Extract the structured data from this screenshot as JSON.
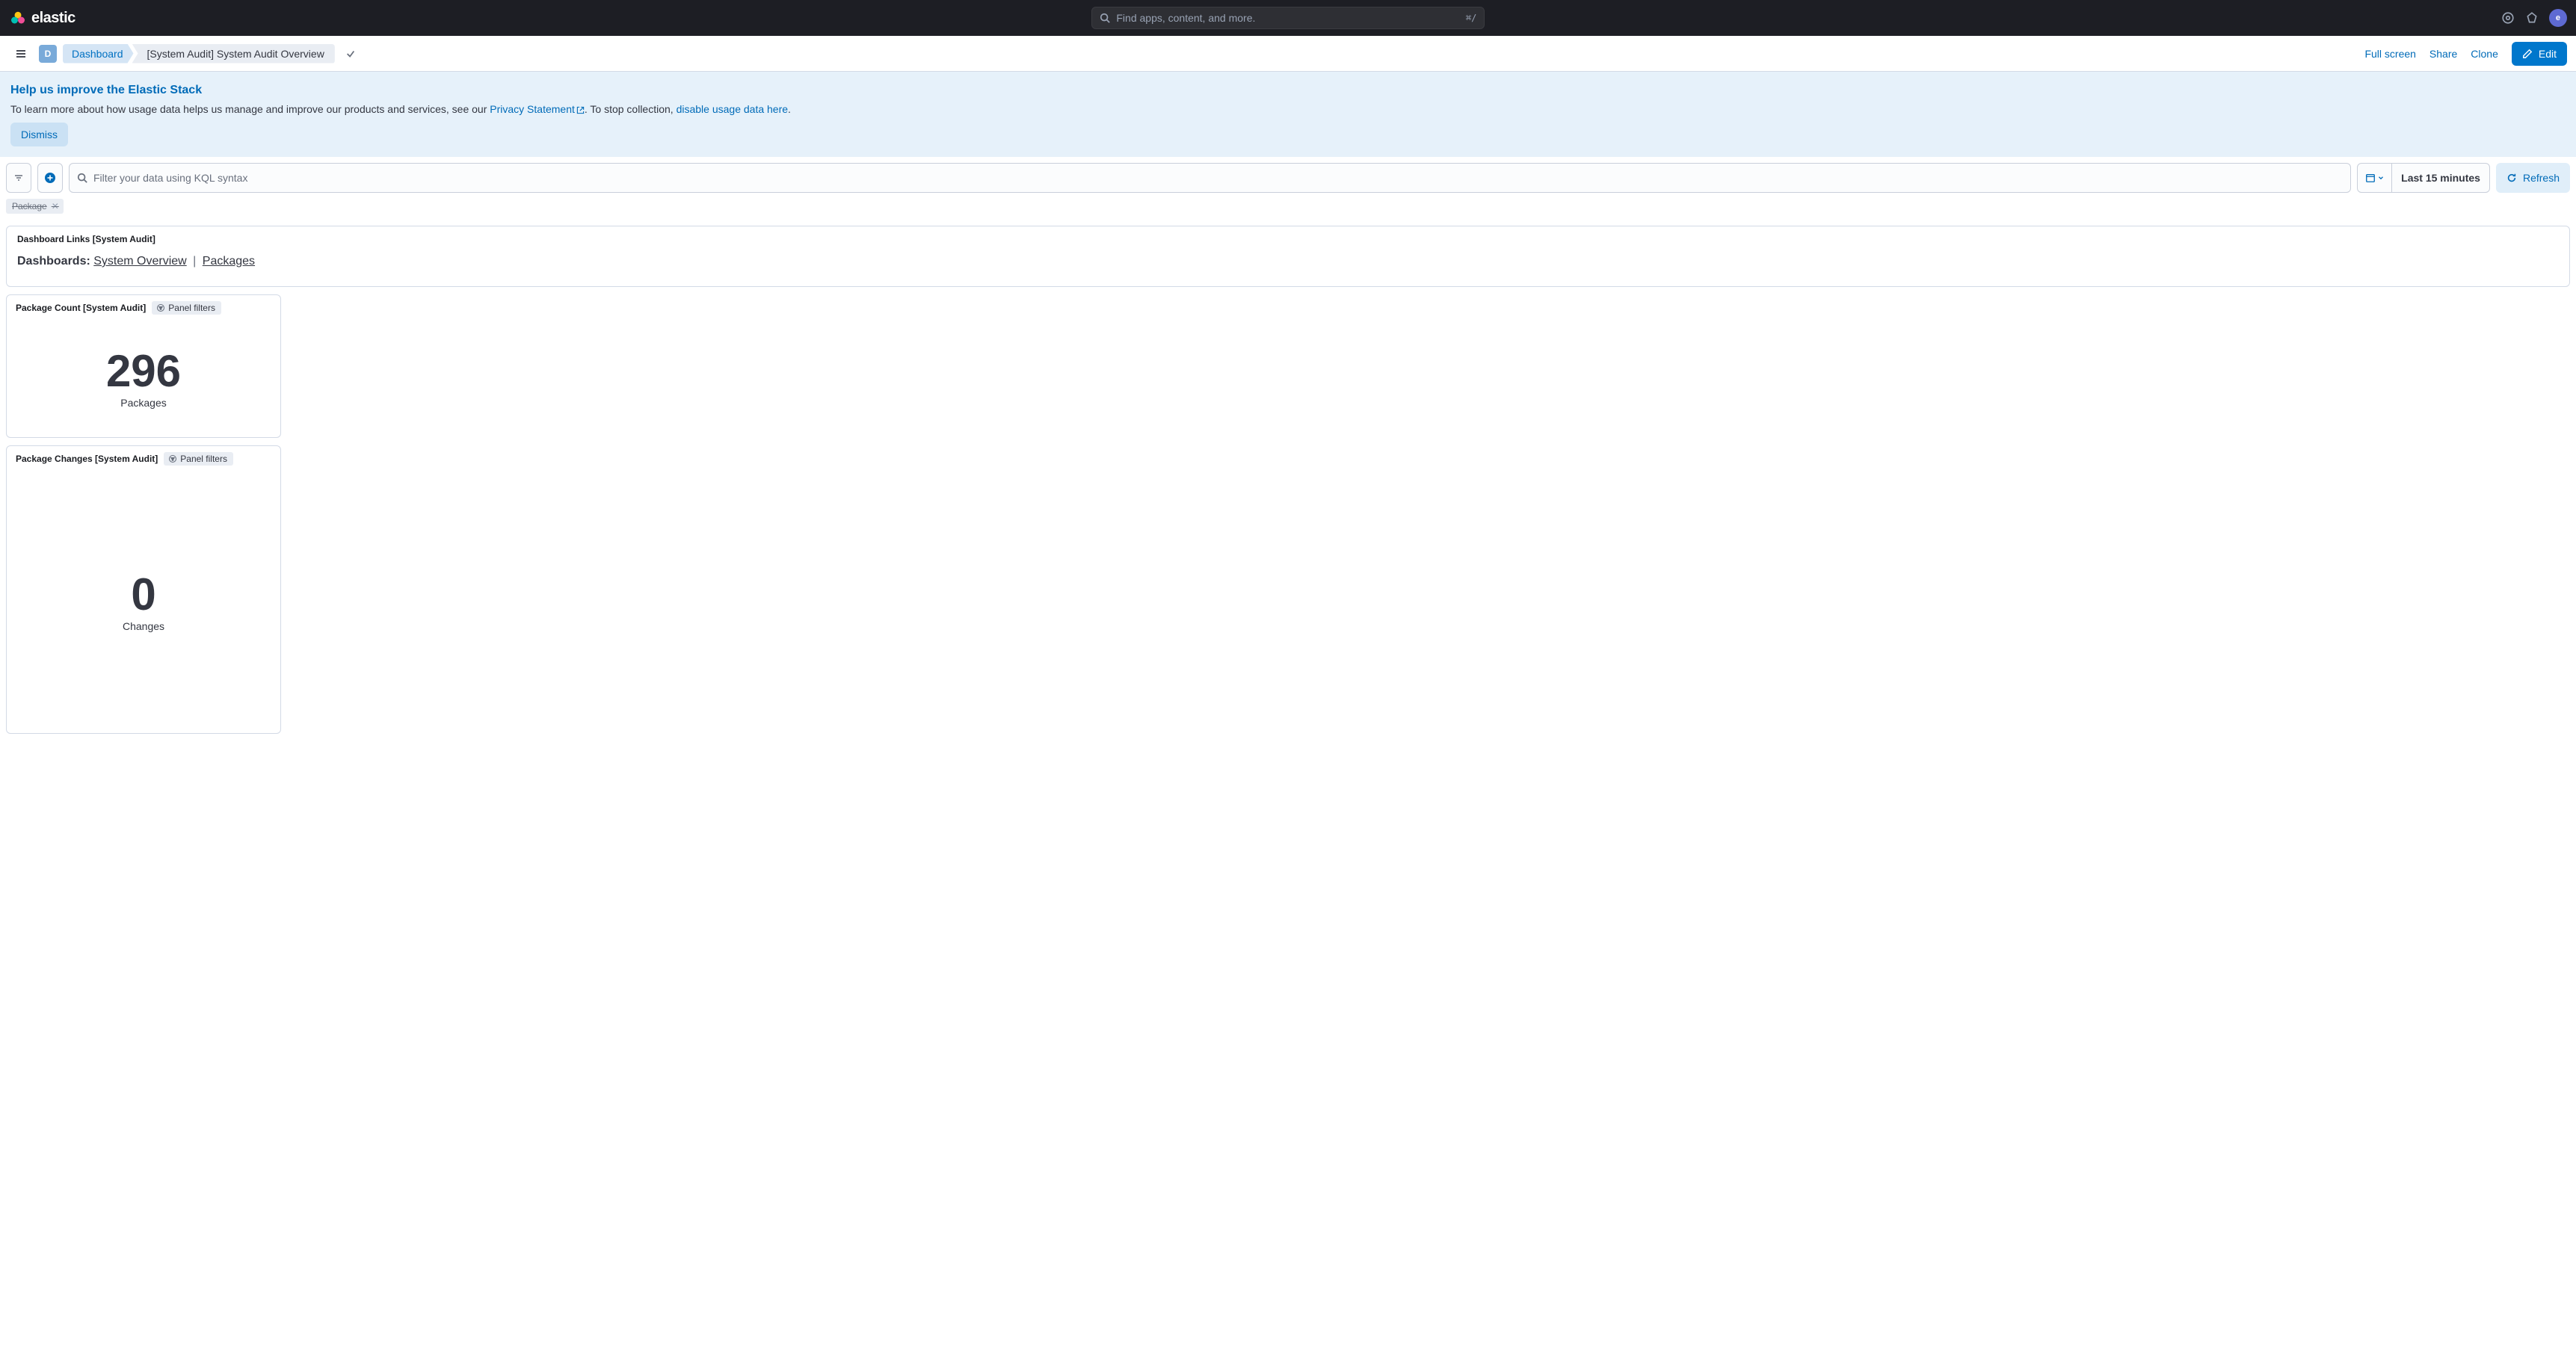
{
  "brand": {
    "name": "elastic"
  },
  "global_search": {
    "placeholder": "Find apps, content, and more.",
    "shortcut": "⌘/"
  },
  "avatar": {
    "initial": "e"
  },
  "app_badge": {
    "letter": "D"
  },
  "breadcrumbs": {
    "first": "Dashboard",
    "last": "[System Audit] System Audit Overview"
  },
  "toolbar": {
    "full_screen": "Full screen",
    "share": "Share",
    "clone": "Clone",
    "edit": "Edit"
  },
  "banner": {
    "title": "Help us improve the Elastic Stack",
    "text_prefix": "To learn more about how usage data helps us manage and improve our products and services, see our ",
    "privacy_link": "Privacy Statement",
    "text_middle": ". To stop collection, ",
    "disable_link": "disable usage data here",
    "text_suffix": ".",
    "dismiss": "Dismiss"
  },
  "query": {
    "kql_placeholder": "Filter your data using KQL syntax",
    "time_label": "Last 15 minutes",
    "refresh": "Refresh"
  },
  "filters": {
    "pill_1": "Package"
  },
  "links_panel": {
    "title": "Dashboard Links [System Audit]",
    "label": "Dashboards",
    "link_1": "System Overview",
    "link_2": "Packages"
  },
  "panel_filters_label": "Panel filters",
  "package_count": {
    "title": "Package Count [System Audit]",
    "value": "296",
    "label": "Packages"
  },
  "package_changes": {
    "title": "Package Changes [System Audit]",
    "value": "0",
    "label": "Changes"
  }
}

- TASK GOAL -
In the material above, tally every line with the string "usage" in it, then give that number alone.

- FINISHED EXERCISE -
2